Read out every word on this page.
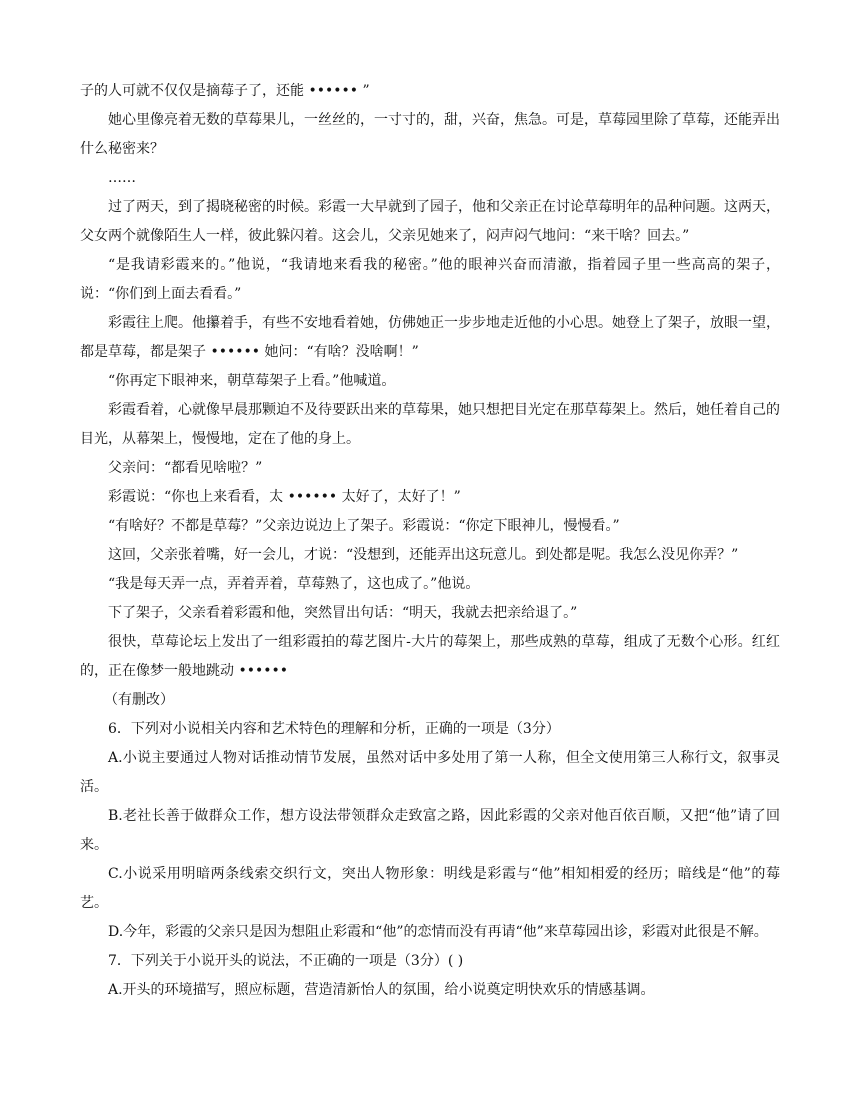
子的人可就不仅仅是摘莓子了，还能 •••••• ”

她心里像亮着无数的草莓果儿，一丝丝的，一寸寸的，甜，兴奋，焦急。可是，草莓园里除了草莓，还能弄出什么秘密来？

……

过了两天，到了揭晓秘密的时候。彩霞一大早就到了园子，他和父亲正在讨论草莓明年的品种问题。这两天，父女两个就像陌生人一样，彼此躲闪着。这会儿，父亲见她来了，闷声闷气地问：“来干啥？回去。”

“是我请彩霞来的。”他说，“我请地来看我的秘密。”他的眼神兴奋而清澈，指着园子里一些高高的架子，说：“你们到上面去看看。”

彩霞往上爬。他攥着手，有些不安地看着她，仿佛她正一步步地走近他的小心思。她登上了架子，放眼一望，都是草莓，都是架子 •••••• 她问：“有啥？没啥啊！”

“你再定下眼神来，朝草莓架子上看。”他喊道。

彩霞看着，心就像早晨那颗迫不及待要跃出来的草莓果，她只想把目光定在那草莓架上。然后，她任着自己的目光，从幕架上，慢慢地，定在了他的身上。

父亲问：“都看见啥啦？”

彩霞说：“你也上来看看，太 •••••• 太好了，太好了！”

“有啥好？不都是草莓？”父亲边说边上了架子。彩霞说：“你定下眼神儿，慢慢看。”

这回，父亲张着嘴，好一会儿，才说：“没想到，还能弄出这玩意儿。到处都是呢。我怎么没见你弄？”

“我是每天弄一点，弄着弄着，草莓熟了，这也成了。”他说。

下了架子，父亲看着彩霞和他，突然冒出句话：“明天，我就去把亲给退了。”

很快，草莓论坛上发出了一组彩霞拍的莓艺图片-大片的莓架上，那些成熟的草莓，组成了无数个心形。红红的，正在像梦一般地跳动 ••••••

（有删改）

6．下列对小说相关内容和艺术特色的理解和分析，正确的一项是（3分）

A.小说主要通过人物对话推动情节发展，虽然对话中多处用了第一人称，但全文使用第三人称行文，叙事灵活。

B.老社长善于做群众工作，想方设法带领群众走致富之路，因此彩霞的父亲对他百依百顺，又把“他”请了回来。

C.小说采用明暗两条线索交织行文，突出人物形象：明线是彩霞与“他”相知相爱的经历；暗线是“他”的莓艺。

D.今年，彩霞的父亲只是因为想阻止彩霞和“他”的恋情而没有再请“他”来草莓园出诊，彩霞对此很是不解。

7．下列关于小说开头的说法，不正确的一项是（3分）( )

A.开头的环境描写，照应标题，营造清新怡人的氛围，给小说奠定明快欢乐的情感基调。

......

▶ _REQUIRED WORK_: Return the material exactly as given, apart from the pictures.

▶ _SOLUTION_:
Read out every word on this page.
子的人可就不仅仅是摘莓子了，还能 •••••• ”

她心里像亮着无数的草莓果儿，一丝丝的，一寸寸的，甜，兴奋，焦急。可是，草莓园里除了草莓，还能弄出什么秘密来？

……

过了两天，到了揭晓秘密的时候。彩霞一大早就到了园子，他和父亲正在讨论草莓明年的品种问题。这两天，父女两个就像陌生人一样，彼此躲闪着。这会儿，父亲见她来了，闷声闷气地问：“来干啥？回去。”

“是我请彩霞来的。”他说，“我请地来看我的秘密。”他的眼神兴奋而清澈，指着园子里一些高高的架子，说：“你们到上面去看看。”

彩霞往上爬。他攥着手，有些不安地看着她，仿佛她正一步步地走近他的小心思。她登上了架子，放眼一望，都是草莓，都是架子 •••••• 她问：“有啥？没啥啊！”

“你再定下眼神来，朝草莓架子上看。”他喊道。

彩霞看着，心就像早晨那颗迫不及待要跃出来的草莓果，她只想把目光定在那草莓架上。然后，她任着自己的目光，从幕架上，慢慢地，定在了他的身上。

父亲问：“都看见啥啦？”

彩霞说：“你也上来看看，太 •••••• 太好了，太好了！”

“有啥好？不都是草莓？”父亲边说边上了架子。彩霞说：“你定下眼神儿，慢慢看。”

这回，父亲张着嘴，好一会儿，才说：“没想到，还能弄出这玩意儿。到处都是呢。我怎么没见你弄？”

“我是每天弄一点，弄着弄着，草莓熟了，这也成了。”他说。

下了架子，父亲看着彩霞和他，突然冒出句话：“明天，我就去把亲给退了。”

很快，草莓论坛上发出了一组彩霞拍的莓艺图片-大片的莓架上，那些成熟的草莓，组成了无数个心形。红红的，正在像梦一般地跳动 ••••••

（有删改）

6．下列对小说相关内容和艺术特色的理解和分析，正确的一项是（3分）

A.小说主要通过人物对话推动情节发展，虽然对话中多处用了第一人称，但全文使用第三人称行文，叙事灵活。

B.老社长善于做群众工作，想方设法带领群众走致富之路，因此彩霞的父亲对他百依百顺，又把“他”请了回来。

C.小说采用明暗两条线索交织行文，突出人物形象：明线是彩霞与“他”相知相爱的经历；暗线是“他”的莓艺。

D.今年，彩霞的父亲只是因为想阻止彩霞和“他”的恋情而没有再请“他”来草莓园出诊，彩霞对此很是不解。

7．下列关于小说开头的说法，不正确的一项是（3分）( )

A.开头的环境描写，照应标题，营造清新怡人的氛围，给小说奠定明快欢乐的情感基调。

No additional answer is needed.